GOAL → Return each line of the records holding the string "Подпрограмма".

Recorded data

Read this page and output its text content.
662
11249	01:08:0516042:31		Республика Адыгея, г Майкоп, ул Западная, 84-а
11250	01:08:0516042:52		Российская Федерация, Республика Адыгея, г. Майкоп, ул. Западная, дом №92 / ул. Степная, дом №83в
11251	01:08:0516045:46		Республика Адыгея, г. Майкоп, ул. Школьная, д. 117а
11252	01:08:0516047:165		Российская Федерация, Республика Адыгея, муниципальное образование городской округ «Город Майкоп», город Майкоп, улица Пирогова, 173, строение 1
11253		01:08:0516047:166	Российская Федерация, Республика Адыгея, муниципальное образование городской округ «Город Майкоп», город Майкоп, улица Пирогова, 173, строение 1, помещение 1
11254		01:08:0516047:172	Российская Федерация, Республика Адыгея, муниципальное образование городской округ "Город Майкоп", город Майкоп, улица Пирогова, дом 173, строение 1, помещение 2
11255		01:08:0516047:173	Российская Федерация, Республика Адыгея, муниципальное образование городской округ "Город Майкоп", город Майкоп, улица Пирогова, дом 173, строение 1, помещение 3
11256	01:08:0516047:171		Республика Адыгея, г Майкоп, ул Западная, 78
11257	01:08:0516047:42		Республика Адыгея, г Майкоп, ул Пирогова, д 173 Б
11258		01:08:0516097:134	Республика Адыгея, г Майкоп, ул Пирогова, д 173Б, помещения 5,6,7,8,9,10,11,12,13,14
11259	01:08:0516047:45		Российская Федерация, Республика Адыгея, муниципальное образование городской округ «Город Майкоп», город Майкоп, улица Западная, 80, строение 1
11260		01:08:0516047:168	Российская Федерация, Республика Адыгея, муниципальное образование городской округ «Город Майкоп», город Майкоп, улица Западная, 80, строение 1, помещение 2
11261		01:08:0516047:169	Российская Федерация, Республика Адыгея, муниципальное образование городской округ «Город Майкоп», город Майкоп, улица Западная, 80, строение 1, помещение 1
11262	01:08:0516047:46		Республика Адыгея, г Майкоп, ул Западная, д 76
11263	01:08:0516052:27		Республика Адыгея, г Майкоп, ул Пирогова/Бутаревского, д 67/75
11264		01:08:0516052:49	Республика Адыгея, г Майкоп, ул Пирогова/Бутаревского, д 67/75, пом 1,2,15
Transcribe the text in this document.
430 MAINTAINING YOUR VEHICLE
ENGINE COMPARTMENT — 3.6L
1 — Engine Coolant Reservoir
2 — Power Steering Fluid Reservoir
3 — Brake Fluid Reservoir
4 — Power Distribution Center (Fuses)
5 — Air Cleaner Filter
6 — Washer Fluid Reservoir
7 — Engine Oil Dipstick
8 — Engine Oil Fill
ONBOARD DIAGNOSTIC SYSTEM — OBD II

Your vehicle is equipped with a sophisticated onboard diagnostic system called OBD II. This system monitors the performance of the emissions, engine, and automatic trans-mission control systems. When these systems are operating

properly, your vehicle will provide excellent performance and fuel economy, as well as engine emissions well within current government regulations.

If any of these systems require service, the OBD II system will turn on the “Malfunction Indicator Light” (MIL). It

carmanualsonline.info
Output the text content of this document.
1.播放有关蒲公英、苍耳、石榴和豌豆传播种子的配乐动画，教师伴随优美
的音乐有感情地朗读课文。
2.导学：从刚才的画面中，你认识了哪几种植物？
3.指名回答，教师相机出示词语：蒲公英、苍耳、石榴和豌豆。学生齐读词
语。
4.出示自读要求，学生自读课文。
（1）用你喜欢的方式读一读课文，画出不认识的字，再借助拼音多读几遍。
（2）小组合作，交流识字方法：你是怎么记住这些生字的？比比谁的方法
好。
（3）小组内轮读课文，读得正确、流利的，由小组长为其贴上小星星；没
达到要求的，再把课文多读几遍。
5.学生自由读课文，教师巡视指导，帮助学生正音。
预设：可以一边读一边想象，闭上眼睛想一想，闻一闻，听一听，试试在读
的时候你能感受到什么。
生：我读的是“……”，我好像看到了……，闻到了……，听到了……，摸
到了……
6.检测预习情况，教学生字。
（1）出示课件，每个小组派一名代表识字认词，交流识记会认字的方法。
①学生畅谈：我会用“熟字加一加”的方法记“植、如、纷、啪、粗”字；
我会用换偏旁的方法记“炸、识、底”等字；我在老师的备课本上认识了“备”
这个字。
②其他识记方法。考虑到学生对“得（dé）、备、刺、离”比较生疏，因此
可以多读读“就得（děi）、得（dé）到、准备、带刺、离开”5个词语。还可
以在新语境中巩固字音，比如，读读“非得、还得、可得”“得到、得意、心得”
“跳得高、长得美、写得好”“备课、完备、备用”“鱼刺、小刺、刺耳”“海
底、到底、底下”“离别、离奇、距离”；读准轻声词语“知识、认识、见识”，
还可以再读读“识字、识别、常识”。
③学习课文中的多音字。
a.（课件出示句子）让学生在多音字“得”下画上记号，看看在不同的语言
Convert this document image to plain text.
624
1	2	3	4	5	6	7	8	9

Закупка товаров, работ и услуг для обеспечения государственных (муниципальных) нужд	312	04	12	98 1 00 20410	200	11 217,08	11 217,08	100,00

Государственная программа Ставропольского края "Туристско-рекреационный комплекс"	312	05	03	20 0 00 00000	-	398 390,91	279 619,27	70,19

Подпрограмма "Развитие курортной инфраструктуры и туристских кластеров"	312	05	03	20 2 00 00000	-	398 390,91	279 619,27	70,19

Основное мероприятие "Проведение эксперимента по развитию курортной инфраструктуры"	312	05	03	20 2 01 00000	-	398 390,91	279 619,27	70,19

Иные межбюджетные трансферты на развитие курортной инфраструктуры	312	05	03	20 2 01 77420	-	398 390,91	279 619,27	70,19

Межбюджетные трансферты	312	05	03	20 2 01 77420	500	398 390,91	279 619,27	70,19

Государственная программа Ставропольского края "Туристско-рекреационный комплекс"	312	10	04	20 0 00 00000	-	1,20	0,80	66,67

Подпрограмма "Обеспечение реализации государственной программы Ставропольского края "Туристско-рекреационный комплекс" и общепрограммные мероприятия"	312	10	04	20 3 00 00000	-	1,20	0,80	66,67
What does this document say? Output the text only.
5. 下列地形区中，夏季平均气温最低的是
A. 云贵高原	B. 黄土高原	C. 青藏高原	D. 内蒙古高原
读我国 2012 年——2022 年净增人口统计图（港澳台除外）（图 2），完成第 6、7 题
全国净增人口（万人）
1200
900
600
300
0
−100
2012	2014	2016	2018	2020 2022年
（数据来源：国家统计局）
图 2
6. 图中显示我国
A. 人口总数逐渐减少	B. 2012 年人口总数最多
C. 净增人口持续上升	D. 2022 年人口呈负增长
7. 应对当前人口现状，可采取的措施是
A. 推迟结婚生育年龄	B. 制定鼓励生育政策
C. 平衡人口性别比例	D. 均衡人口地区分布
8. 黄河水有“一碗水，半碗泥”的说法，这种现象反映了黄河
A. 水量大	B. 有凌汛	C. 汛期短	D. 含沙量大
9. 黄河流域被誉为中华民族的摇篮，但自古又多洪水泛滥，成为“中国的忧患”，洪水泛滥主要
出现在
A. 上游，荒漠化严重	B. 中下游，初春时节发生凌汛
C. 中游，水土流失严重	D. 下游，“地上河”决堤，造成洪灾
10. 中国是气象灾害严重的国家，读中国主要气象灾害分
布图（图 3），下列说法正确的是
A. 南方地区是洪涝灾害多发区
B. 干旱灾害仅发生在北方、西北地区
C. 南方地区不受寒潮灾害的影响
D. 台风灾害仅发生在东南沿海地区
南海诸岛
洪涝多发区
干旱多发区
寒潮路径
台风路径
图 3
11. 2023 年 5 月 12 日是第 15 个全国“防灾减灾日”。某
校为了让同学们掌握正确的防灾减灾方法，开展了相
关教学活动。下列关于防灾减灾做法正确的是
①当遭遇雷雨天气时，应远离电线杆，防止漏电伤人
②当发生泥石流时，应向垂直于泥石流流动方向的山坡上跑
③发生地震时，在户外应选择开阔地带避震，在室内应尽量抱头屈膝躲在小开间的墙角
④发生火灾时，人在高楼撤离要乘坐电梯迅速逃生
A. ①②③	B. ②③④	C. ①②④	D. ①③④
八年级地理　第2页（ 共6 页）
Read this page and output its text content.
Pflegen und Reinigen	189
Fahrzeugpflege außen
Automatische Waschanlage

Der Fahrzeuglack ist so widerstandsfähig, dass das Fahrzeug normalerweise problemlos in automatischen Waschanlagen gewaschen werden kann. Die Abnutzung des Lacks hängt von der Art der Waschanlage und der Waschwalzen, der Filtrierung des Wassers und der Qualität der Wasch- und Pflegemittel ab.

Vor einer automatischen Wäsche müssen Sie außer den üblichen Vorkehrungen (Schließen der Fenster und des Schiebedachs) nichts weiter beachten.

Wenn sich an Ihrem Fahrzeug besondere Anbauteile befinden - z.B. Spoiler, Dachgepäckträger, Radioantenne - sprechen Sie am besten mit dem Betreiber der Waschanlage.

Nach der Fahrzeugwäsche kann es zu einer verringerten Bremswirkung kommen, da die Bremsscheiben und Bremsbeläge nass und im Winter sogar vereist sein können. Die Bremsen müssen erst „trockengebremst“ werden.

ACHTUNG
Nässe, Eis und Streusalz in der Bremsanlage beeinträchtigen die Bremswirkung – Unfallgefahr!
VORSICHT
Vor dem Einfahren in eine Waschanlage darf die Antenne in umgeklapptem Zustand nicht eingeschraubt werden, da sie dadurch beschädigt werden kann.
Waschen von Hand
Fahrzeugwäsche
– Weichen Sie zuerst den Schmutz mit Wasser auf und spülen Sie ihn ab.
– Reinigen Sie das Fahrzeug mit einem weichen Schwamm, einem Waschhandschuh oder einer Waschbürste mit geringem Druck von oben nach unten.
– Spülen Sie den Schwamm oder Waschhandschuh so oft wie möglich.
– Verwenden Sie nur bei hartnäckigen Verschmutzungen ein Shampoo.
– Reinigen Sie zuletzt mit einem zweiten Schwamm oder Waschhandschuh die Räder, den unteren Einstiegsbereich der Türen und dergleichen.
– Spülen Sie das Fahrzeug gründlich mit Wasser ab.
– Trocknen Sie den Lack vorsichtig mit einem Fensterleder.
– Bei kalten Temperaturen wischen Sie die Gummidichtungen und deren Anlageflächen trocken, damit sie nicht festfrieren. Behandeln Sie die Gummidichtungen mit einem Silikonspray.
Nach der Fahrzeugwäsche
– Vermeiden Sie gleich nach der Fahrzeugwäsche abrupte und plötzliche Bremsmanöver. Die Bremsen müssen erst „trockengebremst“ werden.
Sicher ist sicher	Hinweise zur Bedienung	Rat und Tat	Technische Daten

THE COMPLETED TASK →
Подпрограмма "Развитие курортной инфраструктуры и туристских кластеров"	312	05	03	20 2 00 00000	-	398 390,91	279 619,27	70,19
Подпрограмма "Обеспечение реализации государственной программы Ставропольского края "Туристско-рекреационный комплекс" и общепрограммные мероприятия"	312	10	04	20 3 00 00000	-	1,20	0,80	66,67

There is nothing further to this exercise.